Task: Copy all the material below, exactly as it stands.

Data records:

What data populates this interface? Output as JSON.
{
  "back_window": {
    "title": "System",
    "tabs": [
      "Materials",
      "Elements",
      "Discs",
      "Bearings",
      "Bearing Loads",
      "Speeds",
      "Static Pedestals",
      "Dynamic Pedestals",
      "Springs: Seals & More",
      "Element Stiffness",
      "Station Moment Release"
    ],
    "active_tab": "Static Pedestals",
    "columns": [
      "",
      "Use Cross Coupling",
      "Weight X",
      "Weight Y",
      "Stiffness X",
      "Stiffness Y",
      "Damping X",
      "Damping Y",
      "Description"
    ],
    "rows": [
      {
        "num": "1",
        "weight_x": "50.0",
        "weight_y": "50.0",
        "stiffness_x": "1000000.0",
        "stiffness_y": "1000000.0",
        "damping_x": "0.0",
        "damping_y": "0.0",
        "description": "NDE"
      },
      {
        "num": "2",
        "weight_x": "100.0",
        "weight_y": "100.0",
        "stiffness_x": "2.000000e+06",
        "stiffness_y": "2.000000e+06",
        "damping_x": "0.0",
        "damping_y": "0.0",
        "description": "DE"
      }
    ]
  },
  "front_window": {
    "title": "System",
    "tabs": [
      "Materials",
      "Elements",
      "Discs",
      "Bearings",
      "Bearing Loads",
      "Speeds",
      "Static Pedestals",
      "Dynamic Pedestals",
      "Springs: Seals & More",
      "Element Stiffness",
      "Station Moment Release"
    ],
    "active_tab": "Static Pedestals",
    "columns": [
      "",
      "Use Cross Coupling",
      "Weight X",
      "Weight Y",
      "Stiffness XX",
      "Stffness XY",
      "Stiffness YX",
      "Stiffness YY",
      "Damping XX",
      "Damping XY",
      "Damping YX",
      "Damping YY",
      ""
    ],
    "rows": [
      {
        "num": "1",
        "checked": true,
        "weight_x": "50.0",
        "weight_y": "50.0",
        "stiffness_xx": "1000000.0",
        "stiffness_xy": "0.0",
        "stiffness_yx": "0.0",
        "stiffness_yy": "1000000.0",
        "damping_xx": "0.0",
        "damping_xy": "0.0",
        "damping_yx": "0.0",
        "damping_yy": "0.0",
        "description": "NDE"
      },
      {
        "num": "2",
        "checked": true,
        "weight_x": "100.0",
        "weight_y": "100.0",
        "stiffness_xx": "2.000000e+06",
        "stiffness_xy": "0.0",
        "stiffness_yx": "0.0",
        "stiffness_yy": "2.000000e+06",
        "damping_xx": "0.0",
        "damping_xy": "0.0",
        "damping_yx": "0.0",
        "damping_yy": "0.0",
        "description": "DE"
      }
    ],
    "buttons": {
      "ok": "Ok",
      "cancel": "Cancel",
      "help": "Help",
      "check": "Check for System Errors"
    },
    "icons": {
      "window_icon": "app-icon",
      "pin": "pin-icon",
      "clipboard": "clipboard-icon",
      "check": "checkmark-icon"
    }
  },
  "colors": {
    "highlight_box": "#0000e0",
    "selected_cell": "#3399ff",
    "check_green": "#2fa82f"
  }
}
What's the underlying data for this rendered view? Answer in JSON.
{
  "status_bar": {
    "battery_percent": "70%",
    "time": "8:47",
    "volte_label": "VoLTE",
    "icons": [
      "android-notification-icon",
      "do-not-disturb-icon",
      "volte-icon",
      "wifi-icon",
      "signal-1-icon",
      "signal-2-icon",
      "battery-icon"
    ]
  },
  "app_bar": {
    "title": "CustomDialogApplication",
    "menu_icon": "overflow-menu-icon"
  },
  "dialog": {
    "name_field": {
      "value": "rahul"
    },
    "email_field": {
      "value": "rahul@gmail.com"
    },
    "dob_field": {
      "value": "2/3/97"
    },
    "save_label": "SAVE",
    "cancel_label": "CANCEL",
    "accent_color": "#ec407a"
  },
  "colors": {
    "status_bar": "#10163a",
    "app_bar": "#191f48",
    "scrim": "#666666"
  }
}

Task output:
What data populates this interface? Output as JSON.
{
  "back_window": {
    "title": "System",
    "tabs": [
      "Materials",
      "Elements",
      "Discs",
      "Bearings",
      "Bearing Loads",
      "Speeds",
      "Static Pedestals",
      "Dynamic Pedestals",
      "Springs: Seals & More",
      "Element Stiffness",
      "Station Moment Release"
    ],
    "active_tab": "Static Pedestals",
    "columns": [
      "",
      "Use Cross Coupling",
      "Weight X",
      "Weight Y",
      "Stiffness X",
      "Stiffness Y",
      "Damping X",
      "Damping Y",
      "Description"
    ],
    "rows": [
      {
        "num": "1",
        "weight_x": "50.0",
        "weight_y": "50.0",
        "stiffness_x": "1000000.0",
        "stiffness_y": "1000000.0",
        "damping_x": "0.0",
        "damping_y": "0.0",
        "description": "NDE"
      },
      {
        "num": "2",
        "weight_x": "100.0",
        "weight_y": "100.0",
        "stiffness_x": "2.000000e+06",
        "stiffness_y": "2.000000e+06",
        "damping_x": "0.0",
        "damping_y": "0.0",
        "description": "DE"
      }
    ]
  },
  "front_window": {
    "title": "System",
    "tabs": [
      "Materials",
      "Elements",
      "Discs",
      "Bearings",
      "Bearing Loads",
      "Speeds",
      "Static Pedestals",
      "Dynamic Pedestals",
      "Springs: Seals & More",
      "Element Stiffness",
      "Station Moment Release"
    ],
    "active_tab": "Static Pedestals",
    "columns": [
      "",
      "Use Cross Coupling",
      "Weight X",
      "Weight Y",
      "Stiffness XX",
      "Stffness XY",
      "Stiffness YX",
      "Stiffness YY",
      "Damping XX",
      "Damping XY",
      "Damping YX",
      "Damping YY",
      ""
    ],
    "rows": [
      {
        "num": "1",
        "checked": true,
        "weight_x": "50.0",
        "weight_y": "50.0",
        "stiffness_xx": "1000000.0",
        "stiffness_xy": "0.0",
        "stiffness_yx": "0.0",
        "stiffness_yy": "1000000.0",
        "damping_xx": "0.0",
        "damping_xy": "0.0",
        "damping_yx": "0.0",
        "damping_yy": "0.0",
        "description": "NDE"
      },
      {
        "num": "2",
        "checked": true,
        "weight_x": "100.0",
        "weight_y": "100.0",
        "stiffness_xx": "2.000000e+06",
        "stiffness_xy": "0.0",
        "stiffness_yx": "0.0",
        "stiffness_yy": "2.000000e+06",
        "damping_xx": "0.0",
        "damping_xy": "0.0",
        "damping_yx": "0.0",
        "damping_yy": "0.0",
        "description": "DE"
      }
    ],
    "buttons": {
      "ok": "Ok",
      "cancel": "Cancel",
      "help": "Help",
      "check": "Check for System Errors"
    },
    "icons": {
      "window_icon": "app-icon",
      "pin": "pin-icon",
      "clipboard": "clipboard-icon",
      "check": "checkmark-icon"
    }
  },
  "colors": {
    "highlight_box": "#0000e0",
    "selected_cell": "#3399ff",
    "check_green": "#2fa82f"
  }
}
What's the underlying data for this rendered view? Answer in JSON.
{
  "status_bar": {
    "battery_percent": "70%",
    "time": "8:47",
    "volte_label": "VoLTE",
    "icons": [
      "android-notification-icon",
      "do-not-disturb-icon",
      "volte-icon",
      "wifi-icon",
      "signal-1-icon",
      "signal-2-icon",
      "battery-icon"
    ]
  },
  "app_bar": {
    "title": "CustomDialogApplication",
    "menu_icon": "overflow-menu-icon"
  },
  "dialog": {
    "name_field": {
      "value": "rahul"
    },
    "email_field": {
      "value": "rahul@gmail.com"
    },
    "dob_field": {
      "value": "2/3/97"
    },
    "save_label": "SAVE",
    "cancel_label": "CANCEL",
    "accent_color": "#ec407a"
  },
  "colors": {
    "status_bar": "#10163a",
    "app_bar": "#191f48",
    "scrim": "#666666"
  }
}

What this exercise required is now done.